╭─ Registros de origen

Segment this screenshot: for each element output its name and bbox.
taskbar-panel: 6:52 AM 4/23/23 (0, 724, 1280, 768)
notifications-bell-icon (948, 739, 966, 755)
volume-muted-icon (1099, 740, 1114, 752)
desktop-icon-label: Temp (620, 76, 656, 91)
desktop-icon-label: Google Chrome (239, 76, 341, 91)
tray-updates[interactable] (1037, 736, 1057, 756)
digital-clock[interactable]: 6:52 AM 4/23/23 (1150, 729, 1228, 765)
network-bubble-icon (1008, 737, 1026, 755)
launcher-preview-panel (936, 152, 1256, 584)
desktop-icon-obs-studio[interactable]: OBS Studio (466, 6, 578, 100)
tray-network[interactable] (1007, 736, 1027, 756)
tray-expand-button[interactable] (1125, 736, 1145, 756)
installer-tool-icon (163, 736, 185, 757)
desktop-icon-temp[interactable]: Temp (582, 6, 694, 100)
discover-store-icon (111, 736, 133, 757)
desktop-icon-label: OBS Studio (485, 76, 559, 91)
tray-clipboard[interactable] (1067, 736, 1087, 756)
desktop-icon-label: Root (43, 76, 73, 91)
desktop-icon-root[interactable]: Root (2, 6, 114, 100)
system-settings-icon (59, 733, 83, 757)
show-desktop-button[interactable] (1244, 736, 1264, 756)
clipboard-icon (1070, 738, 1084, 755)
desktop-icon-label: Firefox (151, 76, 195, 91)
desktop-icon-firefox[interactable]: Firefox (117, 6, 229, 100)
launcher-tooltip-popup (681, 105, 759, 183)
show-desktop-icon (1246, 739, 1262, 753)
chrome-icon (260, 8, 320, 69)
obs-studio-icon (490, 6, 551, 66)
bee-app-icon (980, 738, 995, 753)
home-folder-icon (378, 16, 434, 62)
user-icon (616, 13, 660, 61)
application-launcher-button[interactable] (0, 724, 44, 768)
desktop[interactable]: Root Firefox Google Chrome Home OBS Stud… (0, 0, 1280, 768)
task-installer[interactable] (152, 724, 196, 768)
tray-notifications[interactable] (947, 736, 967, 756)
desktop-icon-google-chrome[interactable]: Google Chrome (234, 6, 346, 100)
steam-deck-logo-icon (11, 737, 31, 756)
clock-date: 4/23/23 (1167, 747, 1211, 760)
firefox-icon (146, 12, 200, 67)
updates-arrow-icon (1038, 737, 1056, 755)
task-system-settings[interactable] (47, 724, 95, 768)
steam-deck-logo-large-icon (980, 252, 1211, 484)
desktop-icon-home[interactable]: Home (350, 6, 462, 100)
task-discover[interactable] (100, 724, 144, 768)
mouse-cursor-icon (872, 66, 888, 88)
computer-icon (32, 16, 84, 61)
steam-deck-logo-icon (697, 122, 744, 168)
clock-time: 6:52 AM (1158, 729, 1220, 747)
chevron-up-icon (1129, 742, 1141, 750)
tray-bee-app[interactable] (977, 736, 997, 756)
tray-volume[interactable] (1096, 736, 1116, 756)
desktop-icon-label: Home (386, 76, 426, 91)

╰─

[Tarea pendiente] Reproduce las líneas desde la primera hasta la que contiene "desktop-icon-label: OBS Studio", ambas incluidas, y cambia "Google Chrome" por "Chromium" sin alterar nada más.

[Respuesta]
Segment this screenshot: for each element output its name and bbox.
taskbar-panel: 6:52 AM 4/23/23 (0, 724, 1280, 768)
notifications-bell-icon (948, 739, 966, 755)
volume-muted-icon (1099, 740, 1114, 752)
desktop-icon-label: Temp (620, 76, 656, 91)
desktop-icon-label: Chromium (239, 76, 341, 91)
tray-updates[interactable] (1037, 736, 1057, 756)
digital-clock[interactable]: 6:52 AM 4/23/23 (1150, 729, 1228, 765)
network-bubble-icon (1008, 737, 1026, 755)
launcher-preview-panel (936, 152, 1256, 584)
desktop-icon-obs-studio[interactable]: OBS Studio (466, 6, 578, 100)
tray-network[interactable] (1007, 736, 1027, 756)
tray-expand-button[interactable] (1125, 736, 1145, 756)
installer-tool-icon (163, 736, 185, 757)
desktop-icon-temp[interactable]: Temp (582, 6, 694, 100)
discover-store-icon (111, 736, 133, 757)
desktop-icon-label: OBS Studio (485, 76, 559, 91)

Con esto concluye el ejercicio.